#### GIVEN RECORDS
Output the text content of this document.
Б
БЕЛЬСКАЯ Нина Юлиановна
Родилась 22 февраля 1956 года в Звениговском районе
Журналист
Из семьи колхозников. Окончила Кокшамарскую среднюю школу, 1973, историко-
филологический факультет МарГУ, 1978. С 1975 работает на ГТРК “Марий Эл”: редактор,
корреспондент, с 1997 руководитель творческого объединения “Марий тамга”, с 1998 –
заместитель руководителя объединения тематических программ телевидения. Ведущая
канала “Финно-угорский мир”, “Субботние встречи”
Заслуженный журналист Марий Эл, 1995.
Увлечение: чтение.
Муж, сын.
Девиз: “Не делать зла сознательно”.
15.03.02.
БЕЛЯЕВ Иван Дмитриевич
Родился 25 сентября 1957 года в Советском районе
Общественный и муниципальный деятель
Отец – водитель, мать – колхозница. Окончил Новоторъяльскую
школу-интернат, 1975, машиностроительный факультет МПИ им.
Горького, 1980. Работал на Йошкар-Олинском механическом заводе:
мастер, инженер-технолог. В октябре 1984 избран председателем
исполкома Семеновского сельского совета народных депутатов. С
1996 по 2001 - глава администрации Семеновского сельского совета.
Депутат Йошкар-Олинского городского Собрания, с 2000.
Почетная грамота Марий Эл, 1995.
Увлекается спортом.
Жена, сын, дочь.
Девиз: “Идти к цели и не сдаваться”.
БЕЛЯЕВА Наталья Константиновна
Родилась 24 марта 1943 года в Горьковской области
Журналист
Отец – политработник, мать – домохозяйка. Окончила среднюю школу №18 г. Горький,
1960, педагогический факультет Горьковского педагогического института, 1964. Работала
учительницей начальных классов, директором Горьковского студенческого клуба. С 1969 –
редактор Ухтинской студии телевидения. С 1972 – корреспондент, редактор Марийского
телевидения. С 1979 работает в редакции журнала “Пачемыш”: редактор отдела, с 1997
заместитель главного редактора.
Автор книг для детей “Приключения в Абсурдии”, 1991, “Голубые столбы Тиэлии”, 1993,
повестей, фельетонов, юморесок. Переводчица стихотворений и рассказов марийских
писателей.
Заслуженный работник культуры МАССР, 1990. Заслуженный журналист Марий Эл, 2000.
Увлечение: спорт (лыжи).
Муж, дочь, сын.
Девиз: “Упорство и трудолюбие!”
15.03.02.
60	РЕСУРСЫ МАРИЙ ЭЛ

#### EXERCISE PROMPT
Only the number is wanted: how many lines in the entries above contain the string "Заслуженный"?

#### SOLUTION TO THE EXERCISE
2